Instructions to follow >>
Copy out every one of the following items line for line, changing nothing.

************

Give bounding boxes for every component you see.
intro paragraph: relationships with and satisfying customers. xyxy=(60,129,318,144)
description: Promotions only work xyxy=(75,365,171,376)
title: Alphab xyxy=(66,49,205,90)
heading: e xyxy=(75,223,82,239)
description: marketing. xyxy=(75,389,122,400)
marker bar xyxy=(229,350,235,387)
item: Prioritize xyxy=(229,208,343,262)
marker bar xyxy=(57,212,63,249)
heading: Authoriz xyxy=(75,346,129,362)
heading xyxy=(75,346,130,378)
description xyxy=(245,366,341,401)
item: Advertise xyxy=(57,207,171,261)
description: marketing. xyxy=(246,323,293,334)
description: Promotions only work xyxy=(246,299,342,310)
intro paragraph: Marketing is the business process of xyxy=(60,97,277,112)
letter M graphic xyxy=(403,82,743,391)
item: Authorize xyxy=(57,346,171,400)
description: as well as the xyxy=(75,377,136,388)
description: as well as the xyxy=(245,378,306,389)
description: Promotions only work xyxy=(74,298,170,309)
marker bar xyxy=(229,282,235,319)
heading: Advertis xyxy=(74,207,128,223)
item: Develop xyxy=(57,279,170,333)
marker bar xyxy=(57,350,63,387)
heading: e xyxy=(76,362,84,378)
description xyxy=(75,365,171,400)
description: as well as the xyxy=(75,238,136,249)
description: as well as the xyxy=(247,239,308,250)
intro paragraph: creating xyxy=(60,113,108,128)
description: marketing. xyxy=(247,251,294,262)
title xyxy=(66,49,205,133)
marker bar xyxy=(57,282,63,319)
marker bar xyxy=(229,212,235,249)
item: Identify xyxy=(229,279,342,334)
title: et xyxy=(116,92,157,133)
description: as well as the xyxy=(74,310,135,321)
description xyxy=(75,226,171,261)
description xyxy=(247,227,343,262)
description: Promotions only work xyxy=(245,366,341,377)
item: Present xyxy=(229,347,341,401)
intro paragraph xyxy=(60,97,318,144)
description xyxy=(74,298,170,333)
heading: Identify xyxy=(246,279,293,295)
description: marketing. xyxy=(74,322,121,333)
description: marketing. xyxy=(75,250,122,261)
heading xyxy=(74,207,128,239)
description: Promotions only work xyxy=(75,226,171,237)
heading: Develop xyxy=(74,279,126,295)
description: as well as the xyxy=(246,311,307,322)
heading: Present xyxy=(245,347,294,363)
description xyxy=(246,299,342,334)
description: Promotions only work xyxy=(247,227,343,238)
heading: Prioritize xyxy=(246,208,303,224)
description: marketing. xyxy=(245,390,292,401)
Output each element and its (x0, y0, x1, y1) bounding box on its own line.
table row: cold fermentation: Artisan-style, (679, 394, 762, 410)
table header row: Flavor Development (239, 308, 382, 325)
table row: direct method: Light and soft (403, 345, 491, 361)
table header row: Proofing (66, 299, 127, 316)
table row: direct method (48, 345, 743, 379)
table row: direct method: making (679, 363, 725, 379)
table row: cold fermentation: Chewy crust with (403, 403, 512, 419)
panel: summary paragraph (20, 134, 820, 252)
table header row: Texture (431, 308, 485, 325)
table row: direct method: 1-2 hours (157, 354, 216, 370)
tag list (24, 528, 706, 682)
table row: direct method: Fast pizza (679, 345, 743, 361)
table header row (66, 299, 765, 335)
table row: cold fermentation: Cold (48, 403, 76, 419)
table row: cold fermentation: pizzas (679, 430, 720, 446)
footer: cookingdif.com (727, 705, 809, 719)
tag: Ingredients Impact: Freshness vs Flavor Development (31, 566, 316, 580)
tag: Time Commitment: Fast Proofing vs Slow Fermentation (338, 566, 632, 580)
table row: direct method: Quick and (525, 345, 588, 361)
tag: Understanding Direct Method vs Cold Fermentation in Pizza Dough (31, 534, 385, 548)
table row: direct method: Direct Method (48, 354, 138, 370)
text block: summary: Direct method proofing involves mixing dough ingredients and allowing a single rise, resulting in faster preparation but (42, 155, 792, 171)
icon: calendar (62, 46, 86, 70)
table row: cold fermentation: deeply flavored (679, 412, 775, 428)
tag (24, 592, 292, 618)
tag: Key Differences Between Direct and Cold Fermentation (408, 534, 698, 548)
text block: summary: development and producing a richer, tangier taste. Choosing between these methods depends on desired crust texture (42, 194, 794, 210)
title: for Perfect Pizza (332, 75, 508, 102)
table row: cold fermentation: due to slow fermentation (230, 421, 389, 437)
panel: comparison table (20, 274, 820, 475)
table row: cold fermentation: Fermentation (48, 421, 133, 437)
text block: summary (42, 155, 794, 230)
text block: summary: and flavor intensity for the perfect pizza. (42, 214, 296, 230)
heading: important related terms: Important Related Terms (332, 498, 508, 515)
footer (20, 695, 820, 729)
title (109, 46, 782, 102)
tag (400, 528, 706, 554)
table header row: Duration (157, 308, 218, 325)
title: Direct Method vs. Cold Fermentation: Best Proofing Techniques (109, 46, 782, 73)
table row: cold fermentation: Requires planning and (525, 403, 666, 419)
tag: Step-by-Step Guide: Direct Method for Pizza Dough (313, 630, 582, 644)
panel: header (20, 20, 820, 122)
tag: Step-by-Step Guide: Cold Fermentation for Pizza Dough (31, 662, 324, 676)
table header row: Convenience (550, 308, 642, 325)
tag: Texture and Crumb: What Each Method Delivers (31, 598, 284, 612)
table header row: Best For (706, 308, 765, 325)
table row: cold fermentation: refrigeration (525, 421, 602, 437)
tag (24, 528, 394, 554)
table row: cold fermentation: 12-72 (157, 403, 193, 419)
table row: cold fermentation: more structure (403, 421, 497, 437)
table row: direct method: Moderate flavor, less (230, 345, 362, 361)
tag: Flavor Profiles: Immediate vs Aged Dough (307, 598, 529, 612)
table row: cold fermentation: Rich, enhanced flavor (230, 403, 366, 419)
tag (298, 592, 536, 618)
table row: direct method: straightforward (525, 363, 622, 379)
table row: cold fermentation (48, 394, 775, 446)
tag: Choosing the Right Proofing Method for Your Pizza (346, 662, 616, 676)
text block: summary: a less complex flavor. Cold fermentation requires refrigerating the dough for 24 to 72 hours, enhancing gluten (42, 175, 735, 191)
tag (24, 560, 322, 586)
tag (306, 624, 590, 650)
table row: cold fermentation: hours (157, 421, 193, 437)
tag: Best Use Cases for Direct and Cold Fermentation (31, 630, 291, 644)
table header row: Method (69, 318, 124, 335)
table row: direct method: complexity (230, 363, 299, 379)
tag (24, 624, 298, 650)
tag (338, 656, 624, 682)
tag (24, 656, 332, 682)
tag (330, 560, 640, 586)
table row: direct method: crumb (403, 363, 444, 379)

************

Solution for this exercise >>
Give bounding boxes for every component you see.
intro paragraph: relationships with and satisfying customers. xyxy=(60,129,318,144)
description: Promotions only work xyxy=(75,365,171,376)
title: Alphab xyxy=(66,49,205,90)
heading: e xyxy=(75,223,82,239)
description: marketing. xyxy=(75,389,122,400)
marker bar xyxy=(229,350,235,387)
item: Prioritize xyxy=(229,208,343,262)
marker bar xyxy=(57,212,63,249)
heading: Authoriz xyxy=(75,346,129,362)
heading xyxy=(75,346,130,378)
description xyxy=(245,366,341,401)
item: Advertise xyxy=(57,207,171,261)
description: marketing. xyxy=(246,323,293,334)
description: Promotions only work xyxy=(246,299,342,310)
intro paragraph: Marketing is the business process of xyxy=(60,97,277,112)
letter M graphic xyxy=(403,82,743,391)
item: Authorize xyxy=(57,346,171,400)
description: as well as the xyxy=(75,377,136,388)
description: as well as the xyxy=(245,378,306,389)
description: Promotions only work xyxy=(74,298,170,309)
marker bar xyxy=(229,282,235,319)
heading: Advertis xyxy=(74,207,128,223)
item: Develop xyxy=(57,279,170,333)
marker bar xyxy=(57,350,63,387)
heading: e xyxy=(76,362,84,378)
description xyxy=(75,365,171,400)
description: as well as the xyxy=(75,238,136,249)
description: as well as the xyxy=(247,239,308,250)
intro paragraph: creating xyxy=(60,113,108,128)
description: marketing. xyxy=(247,251,294,262)
title xyxy=(66,49,205,133)
marker bar xyxy=(57,282,63,319)
marker bar xyxy=(229,212,235,249)
item: Identify xyxy=(229,279,342,334)
title: et xyxy=(116,92,157,133)
description: as well as the xyxy=(74,310,135,321)
description xyxy=(75,226,171,261)
description xyxy=(247,227,343,262)
description: Promotions only work xyxy=(245,366,341,377)
item: Present xyxy=(229,347,341,401)
intro paragraph xyxy=(60,97,318,144)
description xyxy=(74,298,170,333)
heading: Identify xyxy=(246,279,293,295)
description: marketing. xyxy=(74,322,121,333)
description: marketing. xyxy=(75,250,122,261)
heading xyxy=(74,207,128,239)
description: Promotions only work xyxy=(75,226,171,237)
heading: Develop xyxy=(74,279,126,295)
description: as well as the xyxy=(246,311,307,322)
heading: Present xyxy=(245,347,294,363)
description xyxy=(246,299,342,334)
description: Promotions only work xyxy=(247,227,343,238)
heading: Prioritize xyxy=(246,208,303,224)
description: marketing. xyxy=(245,390,292,401)
Output each element and its (x0, y0, x1, y1) bounding box on its own line.
table row: cold fermentation: Artisan-style, (679, 394, 762, 410)
table header row: Flavor Development (239, 308, 382, 325)
table row: direct method: Light and soft (403, 345, 491, 361)
table header row: Proofing (66, 299, 127, 316)
table row: direct method (48, 345, 743, 379)
table row: direct method: making (679, 363, 725, 379)
table row: cold fermentation: Chewy crust with (403, 403, 512, 419)
panel: summary paragraph (20, 134, 820, 252)
table header row: Texture (431, 308, 485, 325)
table row: direct method: 1-2 hours (157, 354, 216, 370)
tag list (24, 528, 706, 682)
table row: direct method: Fast pizza (679, 345, 743, 361)
table header row (66, 299, 765, 335)
table row: cold fermentation: Cold (48, 403, 76, 419)
table row: cold fermentation: pizzas (679, 430, 720, 446)
footer: cookingdif.com (727, 705, 809, 719)
tag: Ingredients Impact: Freshness vs Flavor Development (31, 566, 316, 580)
tag: Time Commitment: Fast Proofing vs Slow Fermentation (338, 566, 632, 580)
table row: direct method: Quick and (525, 345, 588, 361)
tag: Understanding Direct Method vs Cold Fermentation in Pizza Dough (31, 534, 385, 548)
table row: direct method: Direct Method (48, 354, 138, 370)
text block: summary: Direct method proofing involves mixing dough ingredients and allowing a single rise, resulting in faster preparation but (42, 155, 792, 171)
icon: calendar (62, 46, 86, 70)
table row: cold fermentation: deeply flavored (679, 412, 775, 428)
tag (24, 592, 292, 618)
tag: Key Differences Between Direct and Cold Fermentation (408, 534, 698, 548)
text block: summary: development and producing a richer, tangier taste. Choosing between these methods depends on desired crust texture (42, 194, 794, 210)
title: for Perfect Pizza (332, 75, 508, 102)
table row: cold fermentation: due to slow fermentation (230, 421, 389, 437)
panel: comparison table (20, 274, 820, 475)
table row: cold fermentation: Fermentation (48, 421, 133, 437)
text block: summary (42, 155, 794, 230)
text block: summary: and flavor intensity for the perfect pizza. (42, 214, 296, 230)
heading: important related terms: Important Related Terms (332, 498, 508, 515)
footer (20, 695, 820, 729)
title (109, 46, 782, 102)
tag (400, 528, 706, 554)
table header row: Duration (157, 308, 218, 325)
title: Direct Method vs. Cold Fermentation: Best Proofing Techniques (109, 46, 782, 73)
table row: cold fermentation: Requires planning and (525, 403, 666, 419)
tag: Step-by-Step Guide: Direct Method for Pizza Dough (313, 630, 582, 644)
panel: header (20, 20, 820, 122)
tag: Step-by-Step Guide: Cold Fermentation for Pizza Dough (31, 662, 324, 676)
table header row: Convenience (550, 308, 642, 325)
tag: Texture and Crumb: What Each Method Delivers (31, 598, 284, 612)
table header row: Best For (706, 308, 765, 325)
table row: cold fermentation: refrigeration (525, 421, 602, 437)
tag (24, 528, 394, 554)
table row: cold fermentation: 12-72 (157, 403, 193, 419)
table row: cold fermentation: more structure (403, 421, 497, 437)
table row: direct method: Moderate flavor, less (230, 345, 362, 361)
tag: Flavor Profiles: Immediate vs Aged Dough (307, 598, 529, 612)
table row: cold fermentation: Rich, enhanced flavor (230, 403, 366, 419)
tag (298, 592, 536, 618)
table row: direct method: straightforward (525, 363, 622, 379)
table row: cold fermentation (48, 394, 775, 446)
tag: Choosing the Right Proofing Method for Your Pizza (346, 662, 616, 676)
text block: summary: a less complex flavor. Cold fermentation requires refrigerating the dough for 24 to 72 hours, enhancing gluten (42, 175, 735, 191)
tag (24, 560, 322, 586)
tag (306, 624, 590, 650)
table row: cold fermentation: hours (157, 421, 193, 437)
tag: Best Use Cases for Direct and Cold Fermentation (31, 630, 291, 644)
table header row: Method (69, 318, 124, 335)
table row: direct method: complexity (230, 363, 299, 379)
tag (24, 624, 298, 650)
tag (338, 656, 624, 682)
tag (24, 656, 332, 682)
tag (330, 560, 640, 586)
table row: direct method: crumb (403, 363, 444, 379)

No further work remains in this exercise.